## Written request
Identify every line containing the word "ylabel" and reproduce each one.
* * * * * * *
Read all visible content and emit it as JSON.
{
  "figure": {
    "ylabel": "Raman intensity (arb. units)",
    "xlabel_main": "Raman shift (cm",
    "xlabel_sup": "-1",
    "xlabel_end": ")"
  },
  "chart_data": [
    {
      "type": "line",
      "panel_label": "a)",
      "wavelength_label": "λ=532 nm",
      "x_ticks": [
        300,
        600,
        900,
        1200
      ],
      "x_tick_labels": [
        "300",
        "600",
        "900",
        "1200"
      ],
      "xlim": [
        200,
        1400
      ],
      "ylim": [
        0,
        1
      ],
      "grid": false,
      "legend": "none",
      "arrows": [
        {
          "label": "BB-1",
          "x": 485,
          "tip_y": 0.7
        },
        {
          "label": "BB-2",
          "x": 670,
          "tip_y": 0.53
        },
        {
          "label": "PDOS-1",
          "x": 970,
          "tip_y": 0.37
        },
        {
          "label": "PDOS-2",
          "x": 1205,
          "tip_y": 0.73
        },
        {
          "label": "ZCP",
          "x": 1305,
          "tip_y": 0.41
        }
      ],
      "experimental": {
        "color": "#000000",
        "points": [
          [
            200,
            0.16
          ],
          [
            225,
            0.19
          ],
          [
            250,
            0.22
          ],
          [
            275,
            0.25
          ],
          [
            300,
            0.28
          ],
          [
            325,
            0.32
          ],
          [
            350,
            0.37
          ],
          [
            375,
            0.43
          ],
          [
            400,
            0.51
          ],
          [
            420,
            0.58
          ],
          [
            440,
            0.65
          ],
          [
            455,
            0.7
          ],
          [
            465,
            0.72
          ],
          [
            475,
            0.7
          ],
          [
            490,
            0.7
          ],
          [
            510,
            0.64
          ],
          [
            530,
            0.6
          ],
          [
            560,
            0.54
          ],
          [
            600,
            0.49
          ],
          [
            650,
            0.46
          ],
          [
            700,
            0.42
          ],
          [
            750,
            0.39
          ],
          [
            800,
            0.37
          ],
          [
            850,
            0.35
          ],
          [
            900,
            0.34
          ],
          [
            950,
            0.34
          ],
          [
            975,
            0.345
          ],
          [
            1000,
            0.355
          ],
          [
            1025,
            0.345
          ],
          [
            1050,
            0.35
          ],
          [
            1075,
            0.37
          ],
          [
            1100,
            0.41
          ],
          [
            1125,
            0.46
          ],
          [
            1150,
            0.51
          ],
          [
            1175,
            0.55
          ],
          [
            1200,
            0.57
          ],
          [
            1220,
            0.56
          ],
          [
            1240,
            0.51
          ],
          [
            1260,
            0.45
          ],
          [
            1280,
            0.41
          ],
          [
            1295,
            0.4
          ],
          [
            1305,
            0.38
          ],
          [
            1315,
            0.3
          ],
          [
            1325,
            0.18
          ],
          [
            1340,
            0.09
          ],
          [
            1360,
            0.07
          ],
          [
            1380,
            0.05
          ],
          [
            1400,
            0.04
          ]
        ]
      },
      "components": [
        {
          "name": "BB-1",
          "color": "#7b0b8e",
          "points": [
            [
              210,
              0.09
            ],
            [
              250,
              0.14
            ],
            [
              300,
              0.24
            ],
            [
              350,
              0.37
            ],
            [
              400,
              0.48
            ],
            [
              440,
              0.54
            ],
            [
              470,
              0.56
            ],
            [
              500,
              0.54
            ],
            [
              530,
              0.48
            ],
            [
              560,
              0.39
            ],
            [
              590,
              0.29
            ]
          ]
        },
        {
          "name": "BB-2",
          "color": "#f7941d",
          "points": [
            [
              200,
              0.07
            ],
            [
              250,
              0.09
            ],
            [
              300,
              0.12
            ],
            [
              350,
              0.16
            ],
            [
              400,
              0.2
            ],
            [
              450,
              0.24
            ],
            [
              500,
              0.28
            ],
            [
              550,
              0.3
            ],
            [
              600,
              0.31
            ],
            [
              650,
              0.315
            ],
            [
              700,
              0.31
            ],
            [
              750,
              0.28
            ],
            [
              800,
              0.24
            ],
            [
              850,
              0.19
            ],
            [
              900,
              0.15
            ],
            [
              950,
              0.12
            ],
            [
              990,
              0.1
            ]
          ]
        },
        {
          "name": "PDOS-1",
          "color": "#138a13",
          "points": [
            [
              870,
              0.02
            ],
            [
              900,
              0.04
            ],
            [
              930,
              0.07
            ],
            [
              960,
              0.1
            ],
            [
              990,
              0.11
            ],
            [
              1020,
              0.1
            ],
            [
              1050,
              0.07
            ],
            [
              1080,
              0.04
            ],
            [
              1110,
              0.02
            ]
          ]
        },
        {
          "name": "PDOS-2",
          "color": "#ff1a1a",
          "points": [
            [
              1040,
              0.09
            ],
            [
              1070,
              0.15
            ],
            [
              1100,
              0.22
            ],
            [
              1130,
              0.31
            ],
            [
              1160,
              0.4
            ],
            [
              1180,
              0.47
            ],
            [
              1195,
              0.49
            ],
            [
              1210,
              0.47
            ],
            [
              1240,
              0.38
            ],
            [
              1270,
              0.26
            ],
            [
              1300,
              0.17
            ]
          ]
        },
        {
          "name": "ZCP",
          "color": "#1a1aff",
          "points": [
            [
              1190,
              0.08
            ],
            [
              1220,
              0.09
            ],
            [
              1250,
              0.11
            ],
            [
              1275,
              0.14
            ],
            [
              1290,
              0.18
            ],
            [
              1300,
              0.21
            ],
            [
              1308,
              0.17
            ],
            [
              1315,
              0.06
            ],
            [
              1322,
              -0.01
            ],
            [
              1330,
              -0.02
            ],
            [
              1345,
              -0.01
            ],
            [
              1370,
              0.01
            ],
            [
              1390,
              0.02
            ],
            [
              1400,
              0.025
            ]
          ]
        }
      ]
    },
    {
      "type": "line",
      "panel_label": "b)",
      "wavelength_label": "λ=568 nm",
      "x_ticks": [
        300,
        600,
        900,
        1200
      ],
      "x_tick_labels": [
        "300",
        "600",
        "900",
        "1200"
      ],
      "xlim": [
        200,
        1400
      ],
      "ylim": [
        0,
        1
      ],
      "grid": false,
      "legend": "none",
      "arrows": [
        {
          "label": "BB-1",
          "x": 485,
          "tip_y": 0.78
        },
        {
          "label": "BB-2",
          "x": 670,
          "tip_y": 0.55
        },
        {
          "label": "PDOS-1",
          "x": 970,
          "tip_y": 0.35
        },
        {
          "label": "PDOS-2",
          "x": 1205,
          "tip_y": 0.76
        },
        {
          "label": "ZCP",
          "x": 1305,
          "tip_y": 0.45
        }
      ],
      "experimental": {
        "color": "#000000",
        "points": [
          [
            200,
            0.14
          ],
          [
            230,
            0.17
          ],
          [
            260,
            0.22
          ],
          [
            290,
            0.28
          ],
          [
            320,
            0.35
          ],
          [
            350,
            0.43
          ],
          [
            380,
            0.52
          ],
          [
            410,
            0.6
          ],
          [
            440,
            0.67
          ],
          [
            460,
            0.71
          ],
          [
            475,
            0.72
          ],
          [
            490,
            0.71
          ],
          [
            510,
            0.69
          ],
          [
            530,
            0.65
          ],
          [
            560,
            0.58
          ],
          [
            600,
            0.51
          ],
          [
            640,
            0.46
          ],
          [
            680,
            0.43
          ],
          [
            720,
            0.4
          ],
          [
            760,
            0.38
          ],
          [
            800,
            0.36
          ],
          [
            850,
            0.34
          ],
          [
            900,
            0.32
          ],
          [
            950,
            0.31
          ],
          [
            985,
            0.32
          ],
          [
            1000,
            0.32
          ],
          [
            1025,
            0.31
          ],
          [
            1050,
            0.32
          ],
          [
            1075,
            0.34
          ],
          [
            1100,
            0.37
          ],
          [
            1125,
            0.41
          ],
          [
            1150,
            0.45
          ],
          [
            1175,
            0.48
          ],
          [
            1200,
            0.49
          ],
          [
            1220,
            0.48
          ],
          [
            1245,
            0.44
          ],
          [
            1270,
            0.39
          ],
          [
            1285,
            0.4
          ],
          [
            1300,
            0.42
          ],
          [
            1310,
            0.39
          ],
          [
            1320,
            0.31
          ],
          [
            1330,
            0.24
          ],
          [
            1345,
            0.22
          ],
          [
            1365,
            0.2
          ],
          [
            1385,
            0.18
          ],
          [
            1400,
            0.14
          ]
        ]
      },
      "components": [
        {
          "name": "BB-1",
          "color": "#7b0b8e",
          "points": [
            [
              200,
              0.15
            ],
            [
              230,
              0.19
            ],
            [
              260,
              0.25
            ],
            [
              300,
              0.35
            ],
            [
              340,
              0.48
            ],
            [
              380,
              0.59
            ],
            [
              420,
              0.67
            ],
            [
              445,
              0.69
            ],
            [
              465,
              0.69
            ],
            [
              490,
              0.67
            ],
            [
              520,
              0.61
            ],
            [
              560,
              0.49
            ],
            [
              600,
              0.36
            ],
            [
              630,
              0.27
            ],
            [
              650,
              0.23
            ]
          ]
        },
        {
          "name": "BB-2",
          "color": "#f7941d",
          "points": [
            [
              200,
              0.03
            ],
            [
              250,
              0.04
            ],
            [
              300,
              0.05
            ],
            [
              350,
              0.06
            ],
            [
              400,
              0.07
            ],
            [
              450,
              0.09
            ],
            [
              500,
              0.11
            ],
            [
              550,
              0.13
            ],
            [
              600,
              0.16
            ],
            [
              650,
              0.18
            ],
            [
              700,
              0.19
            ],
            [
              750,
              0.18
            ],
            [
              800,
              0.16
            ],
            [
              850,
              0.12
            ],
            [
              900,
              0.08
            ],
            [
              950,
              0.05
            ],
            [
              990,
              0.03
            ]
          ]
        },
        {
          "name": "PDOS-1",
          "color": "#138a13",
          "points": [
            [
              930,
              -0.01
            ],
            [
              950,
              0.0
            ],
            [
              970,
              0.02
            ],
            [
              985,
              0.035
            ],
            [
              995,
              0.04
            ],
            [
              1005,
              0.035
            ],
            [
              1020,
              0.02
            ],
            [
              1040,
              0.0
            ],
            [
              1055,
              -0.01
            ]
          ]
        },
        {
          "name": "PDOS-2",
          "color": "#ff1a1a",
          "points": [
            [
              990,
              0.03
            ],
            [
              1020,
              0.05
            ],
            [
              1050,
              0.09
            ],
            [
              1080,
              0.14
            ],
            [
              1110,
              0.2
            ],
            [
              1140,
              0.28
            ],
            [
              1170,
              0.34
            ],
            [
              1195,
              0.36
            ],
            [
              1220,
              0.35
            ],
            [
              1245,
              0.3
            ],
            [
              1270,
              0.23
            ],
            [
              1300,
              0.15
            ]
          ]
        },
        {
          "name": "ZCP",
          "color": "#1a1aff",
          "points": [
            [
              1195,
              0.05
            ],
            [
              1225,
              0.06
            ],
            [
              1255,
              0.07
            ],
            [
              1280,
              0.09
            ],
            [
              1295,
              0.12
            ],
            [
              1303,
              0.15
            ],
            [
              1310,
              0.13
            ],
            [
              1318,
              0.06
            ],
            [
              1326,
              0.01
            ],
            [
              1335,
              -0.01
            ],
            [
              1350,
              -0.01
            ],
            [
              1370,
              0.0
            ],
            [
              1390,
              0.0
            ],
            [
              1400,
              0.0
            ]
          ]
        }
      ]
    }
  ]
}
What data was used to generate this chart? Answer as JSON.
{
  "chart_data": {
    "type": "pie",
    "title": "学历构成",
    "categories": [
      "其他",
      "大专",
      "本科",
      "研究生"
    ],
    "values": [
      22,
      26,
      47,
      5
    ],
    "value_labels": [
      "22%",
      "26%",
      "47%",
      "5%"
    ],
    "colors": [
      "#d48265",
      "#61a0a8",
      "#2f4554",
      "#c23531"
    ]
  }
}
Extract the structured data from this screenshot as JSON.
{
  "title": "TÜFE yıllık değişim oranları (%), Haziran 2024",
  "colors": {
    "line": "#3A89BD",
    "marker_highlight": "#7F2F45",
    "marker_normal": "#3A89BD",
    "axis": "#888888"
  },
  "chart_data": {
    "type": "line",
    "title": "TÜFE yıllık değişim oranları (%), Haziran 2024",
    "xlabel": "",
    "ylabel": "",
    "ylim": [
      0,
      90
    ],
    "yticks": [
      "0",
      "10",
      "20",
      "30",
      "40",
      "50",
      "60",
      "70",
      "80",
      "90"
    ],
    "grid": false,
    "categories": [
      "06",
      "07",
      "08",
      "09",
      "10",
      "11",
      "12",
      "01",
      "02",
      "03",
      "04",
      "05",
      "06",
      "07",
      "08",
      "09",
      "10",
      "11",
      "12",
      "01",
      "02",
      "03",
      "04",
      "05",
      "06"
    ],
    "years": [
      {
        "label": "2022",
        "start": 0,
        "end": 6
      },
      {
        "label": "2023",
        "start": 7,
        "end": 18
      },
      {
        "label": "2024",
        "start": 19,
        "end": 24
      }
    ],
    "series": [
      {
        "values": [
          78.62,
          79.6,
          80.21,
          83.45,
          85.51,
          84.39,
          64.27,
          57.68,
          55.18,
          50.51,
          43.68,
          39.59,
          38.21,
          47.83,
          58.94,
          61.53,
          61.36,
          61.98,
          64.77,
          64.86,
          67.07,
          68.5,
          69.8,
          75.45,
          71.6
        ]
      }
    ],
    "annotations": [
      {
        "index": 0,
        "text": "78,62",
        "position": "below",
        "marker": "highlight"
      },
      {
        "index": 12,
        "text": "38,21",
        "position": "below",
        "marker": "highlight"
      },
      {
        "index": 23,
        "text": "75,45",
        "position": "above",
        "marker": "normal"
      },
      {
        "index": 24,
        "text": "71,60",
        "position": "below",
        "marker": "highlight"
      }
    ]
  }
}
* * * * * * *
## Exercise solution
    "ylabel": "Raman intensity (arb. units)",
    "ylabel": "",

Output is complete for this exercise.